Extracts from a graphics dataset:
* START *
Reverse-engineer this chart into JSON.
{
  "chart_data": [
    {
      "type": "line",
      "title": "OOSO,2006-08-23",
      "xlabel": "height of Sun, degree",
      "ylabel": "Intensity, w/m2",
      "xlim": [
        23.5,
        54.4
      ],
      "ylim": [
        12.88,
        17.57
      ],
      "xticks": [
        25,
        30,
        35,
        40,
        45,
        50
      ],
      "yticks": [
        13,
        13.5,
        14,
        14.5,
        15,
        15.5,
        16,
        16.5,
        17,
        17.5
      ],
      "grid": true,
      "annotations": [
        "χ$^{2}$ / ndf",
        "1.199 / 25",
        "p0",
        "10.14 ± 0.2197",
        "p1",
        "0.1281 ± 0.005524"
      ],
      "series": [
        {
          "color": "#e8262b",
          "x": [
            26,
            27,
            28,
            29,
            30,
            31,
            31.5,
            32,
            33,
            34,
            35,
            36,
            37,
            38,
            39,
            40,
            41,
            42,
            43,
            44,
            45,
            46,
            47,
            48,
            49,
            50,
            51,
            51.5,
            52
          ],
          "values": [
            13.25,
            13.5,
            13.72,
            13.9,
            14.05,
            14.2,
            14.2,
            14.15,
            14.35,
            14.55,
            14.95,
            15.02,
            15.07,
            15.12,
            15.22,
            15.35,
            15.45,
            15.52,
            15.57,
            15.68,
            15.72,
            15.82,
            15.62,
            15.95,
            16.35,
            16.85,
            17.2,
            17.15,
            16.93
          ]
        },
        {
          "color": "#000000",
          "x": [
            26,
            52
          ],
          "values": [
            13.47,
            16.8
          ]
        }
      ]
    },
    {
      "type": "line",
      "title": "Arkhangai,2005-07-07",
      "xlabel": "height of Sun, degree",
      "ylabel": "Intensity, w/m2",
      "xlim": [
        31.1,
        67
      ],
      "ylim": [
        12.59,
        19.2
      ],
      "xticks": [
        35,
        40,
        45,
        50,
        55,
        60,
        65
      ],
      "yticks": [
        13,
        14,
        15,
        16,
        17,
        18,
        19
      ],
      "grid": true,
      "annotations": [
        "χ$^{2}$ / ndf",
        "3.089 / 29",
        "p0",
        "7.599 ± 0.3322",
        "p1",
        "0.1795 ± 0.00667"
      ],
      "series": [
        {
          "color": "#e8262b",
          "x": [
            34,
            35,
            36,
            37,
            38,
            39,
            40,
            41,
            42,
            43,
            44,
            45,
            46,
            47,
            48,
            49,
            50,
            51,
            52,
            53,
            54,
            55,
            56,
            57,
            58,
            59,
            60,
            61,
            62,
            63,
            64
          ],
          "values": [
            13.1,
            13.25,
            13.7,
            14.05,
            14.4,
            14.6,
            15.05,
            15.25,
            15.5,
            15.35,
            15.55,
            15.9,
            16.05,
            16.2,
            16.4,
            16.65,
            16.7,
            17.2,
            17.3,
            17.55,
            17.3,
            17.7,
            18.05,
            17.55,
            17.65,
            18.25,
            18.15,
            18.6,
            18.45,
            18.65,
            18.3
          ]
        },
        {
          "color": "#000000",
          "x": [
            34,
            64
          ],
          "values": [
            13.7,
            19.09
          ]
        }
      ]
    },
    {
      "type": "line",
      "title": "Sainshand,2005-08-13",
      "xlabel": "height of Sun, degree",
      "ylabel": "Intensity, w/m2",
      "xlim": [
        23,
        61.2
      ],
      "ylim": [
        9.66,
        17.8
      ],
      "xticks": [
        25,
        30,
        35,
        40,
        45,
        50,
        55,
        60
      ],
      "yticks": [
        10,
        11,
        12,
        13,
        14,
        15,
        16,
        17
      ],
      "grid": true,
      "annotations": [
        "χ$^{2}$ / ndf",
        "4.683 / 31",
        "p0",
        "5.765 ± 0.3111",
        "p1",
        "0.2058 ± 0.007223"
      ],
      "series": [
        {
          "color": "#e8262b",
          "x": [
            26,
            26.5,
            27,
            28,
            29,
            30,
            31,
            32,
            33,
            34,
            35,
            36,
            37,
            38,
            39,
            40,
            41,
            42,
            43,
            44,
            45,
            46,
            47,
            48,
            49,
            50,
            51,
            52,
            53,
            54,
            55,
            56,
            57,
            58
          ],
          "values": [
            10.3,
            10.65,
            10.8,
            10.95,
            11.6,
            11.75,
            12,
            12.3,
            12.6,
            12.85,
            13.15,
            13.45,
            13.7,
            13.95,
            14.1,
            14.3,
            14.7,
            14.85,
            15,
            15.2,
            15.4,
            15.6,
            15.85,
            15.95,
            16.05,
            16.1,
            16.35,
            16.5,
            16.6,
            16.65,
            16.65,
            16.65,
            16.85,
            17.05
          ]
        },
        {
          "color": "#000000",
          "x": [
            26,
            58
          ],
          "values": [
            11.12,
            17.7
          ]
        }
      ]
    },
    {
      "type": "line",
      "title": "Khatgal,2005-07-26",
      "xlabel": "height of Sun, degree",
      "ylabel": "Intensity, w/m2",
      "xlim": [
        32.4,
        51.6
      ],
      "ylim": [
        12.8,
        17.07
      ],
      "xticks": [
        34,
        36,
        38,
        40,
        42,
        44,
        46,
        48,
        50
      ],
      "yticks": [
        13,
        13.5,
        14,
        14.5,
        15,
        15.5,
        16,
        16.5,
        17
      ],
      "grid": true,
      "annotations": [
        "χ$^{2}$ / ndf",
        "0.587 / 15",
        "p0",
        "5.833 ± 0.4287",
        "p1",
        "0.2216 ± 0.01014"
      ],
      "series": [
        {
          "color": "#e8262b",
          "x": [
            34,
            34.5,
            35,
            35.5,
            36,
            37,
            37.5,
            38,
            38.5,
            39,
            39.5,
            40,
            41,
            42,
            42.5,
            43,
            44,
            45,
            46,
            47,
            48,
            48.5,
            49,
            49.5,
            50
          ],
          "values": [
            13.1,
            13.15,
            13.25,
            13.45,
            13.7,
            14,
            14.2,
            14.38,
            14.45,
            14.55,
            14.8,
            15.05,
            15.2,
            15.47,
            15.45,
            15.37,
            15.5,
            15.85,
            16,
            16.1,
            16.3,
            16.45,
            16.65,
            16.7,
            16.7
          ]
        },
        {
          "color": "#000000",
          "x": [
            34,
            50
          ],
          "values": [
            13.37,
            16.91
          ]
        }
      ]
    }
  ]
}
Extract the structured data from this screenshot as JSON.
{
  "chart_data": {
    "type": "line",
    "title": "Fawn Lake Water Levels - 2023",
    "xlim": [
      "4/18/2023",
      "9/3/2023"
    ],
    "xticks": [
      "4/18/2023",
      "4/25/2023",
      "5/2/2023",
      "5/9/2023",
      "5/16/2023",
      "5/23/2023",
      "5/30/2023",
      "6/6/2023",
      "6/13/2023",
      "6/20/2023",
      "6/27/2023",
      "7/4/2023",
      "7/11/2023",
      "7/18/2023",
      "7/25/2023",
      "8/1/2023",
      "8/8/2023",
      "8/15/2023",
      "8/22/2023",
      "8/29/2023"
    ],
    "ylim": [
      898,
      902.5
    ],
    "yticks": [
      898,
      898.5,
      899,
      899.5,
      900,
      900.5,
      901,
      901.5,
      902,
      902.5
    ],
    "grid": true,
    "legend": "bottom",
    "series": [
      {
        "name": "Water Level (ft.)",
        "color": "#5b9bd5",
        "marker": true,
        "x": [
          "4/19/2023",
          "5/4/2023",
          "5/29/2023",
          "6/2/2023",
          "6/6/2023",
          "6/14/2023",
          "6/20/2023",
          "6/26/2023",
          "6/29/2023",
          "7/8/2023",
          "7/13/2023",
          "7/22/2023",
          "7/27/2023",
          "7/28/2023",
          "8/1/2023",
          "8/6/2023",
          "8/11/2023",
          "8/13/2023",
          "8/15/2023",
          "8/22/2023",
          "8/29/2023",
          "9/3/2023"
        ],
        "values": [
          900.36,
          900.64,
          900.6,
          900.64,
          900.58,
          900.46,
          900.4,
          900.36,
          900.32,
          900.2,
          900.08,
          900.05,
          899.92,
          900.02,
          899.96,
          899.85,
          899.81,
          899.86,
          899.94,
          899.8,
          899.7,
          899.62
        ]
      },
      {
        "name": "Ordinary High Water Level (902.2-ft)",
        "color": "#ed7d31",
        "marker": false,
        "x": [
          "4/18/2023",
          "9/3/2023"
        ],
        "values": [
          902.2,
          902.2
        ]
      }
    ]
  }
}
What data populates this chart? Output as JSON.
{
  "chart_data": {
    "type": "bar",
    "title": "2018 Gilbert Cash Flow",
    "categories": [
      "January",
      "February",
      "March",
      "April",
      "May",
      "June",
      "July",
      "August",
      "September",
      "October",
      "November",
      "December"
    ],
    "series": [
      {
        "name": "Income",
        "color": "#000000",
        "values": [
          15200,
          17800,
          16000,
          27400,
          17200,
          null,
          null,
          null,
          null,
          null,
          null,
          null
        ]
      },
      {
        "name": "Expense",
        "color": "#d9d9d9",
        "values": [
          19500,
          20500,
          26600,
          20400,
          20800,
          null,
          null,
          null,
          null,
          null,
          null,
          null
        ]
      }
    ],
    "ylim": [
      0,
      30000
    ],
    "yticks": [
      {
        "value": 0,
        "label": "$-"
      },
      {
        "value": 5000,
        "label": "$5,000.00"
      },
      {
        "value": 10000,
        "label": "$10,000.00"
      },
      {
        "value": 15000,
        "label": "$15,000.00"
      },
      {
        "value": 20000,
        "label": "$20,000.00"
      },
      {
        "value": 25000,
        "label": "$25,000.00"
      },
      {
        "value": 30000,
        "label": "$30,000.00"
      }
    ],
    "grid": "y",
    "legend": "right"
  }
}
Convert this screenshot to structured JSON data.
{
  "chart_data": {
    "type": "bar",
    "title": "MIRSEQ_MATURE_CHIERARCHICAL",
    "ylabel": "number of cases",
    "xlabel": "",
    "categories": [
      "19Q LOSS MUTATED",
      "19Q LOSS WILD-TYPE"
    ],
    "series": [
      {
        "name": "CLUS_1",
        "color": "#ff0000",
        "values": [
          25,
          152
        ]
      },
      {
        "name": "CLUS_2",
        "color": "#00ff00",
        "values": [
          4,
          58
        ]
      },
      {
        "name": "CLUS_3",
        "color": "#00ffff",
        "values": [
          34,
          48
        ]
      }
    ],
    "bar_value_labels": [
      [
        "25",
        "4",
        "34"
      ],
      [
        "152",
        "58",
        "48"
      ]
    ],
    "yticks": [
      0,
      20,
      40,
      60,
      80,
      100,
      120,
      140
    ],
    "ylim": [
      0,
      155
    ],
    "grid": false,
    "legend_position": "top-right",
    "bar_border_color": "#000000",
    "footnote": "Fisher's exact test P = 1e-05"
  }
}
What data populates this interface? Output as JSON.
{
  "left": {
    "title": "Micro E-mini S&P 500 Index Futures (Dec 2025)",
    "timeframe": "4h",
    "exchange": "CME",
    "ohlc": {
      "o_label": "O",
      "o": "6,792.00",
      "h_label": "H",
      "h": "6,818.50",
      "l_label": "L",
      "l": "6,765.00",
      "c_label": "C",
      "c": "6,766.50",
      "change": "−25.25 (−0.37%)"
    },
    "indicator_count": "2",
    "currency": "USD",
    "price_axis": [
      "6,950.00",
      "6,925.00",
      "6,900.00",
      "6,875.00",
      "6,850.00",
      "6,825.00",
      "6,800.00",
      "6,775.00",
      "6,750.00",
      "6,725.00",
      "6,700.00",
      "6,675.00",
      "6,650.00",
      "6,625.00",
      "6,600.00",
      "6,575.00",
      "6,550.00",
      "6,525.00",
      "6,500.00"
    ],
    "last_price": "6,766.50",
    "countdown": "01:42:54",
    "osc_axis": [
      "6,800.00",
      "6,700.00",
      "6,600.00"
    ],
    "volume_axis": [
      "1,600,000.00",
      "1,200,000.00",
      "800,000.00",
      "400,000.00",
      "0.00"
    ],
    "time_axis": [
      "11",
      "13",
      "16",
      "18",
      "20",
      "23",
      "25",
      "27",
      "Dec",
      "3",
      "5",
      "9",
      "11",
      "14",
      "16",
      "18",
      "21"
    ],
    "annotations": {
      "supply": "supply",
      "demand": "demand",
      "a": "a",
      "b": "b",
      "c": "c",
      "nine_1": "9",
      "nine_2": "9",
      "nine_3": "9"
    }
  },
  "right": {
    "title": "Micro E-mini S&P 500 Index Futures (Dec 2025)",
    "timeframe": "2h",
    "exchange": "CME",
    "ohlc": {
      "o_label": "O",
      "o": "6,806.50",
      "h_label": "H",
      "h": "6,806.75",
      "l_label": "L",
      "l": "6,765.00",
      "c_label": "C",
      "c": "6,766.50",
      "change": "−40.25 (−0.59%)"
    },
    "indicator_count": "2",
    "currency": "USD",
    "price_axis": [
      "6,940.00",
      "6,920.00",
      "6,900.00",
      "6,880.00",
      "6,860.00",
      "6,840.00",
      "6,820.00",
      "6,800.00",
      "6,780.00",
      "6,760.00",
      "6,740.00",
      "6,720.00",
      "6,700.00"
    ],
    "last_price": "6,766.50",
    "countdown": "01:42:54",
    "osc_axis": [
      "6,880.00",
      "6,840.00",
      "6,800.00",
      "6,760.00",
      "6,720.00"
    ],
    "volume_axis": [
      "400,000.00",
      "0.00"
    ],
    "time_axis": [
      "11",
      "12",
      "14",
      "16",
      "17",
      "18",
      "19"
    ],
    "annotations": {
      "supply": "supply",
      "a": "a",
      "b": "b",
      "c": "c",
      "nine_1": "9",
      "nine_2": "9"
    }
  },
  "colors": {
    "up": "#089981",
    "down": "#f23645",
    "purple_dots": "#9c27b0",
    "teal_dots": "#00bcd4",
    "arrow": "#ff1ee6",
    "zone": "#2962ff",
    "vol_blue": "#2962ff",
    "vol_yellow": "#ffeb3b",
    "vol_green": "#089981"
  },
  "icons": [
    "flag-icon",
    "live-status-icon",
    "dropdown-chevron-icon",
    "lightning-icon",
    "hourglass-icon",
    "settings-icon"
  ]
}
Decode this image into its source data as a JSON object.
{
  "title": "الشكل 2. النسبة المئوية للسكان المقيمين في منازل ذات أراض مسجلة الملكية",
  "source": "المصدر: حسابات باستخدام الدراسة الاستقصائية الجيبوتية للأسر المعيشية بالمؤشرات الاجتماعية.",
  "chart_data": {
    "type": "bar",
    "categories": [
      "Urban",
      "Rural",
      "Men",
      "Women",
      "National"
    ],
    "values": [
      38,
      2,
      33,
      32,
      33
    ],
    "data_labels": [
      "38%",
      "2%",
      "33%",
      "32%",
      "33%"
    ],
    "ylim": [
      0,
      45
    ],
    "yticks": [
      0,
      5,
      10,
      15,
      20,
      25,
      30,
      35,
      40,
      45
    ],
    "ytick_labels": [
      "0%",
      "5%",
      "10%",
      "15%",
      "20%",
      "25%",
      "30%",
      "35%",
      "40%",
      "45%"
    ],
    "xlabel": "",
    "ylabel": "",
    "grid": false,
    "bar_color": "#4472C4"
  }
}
* END *
● EXERCISE DETAILS
Pick out the lines containing the word "What" and show them.

● RESULT OF THE TASK
What data populates this chart? Output as JSON.
What data populates this interface? Output as JSON.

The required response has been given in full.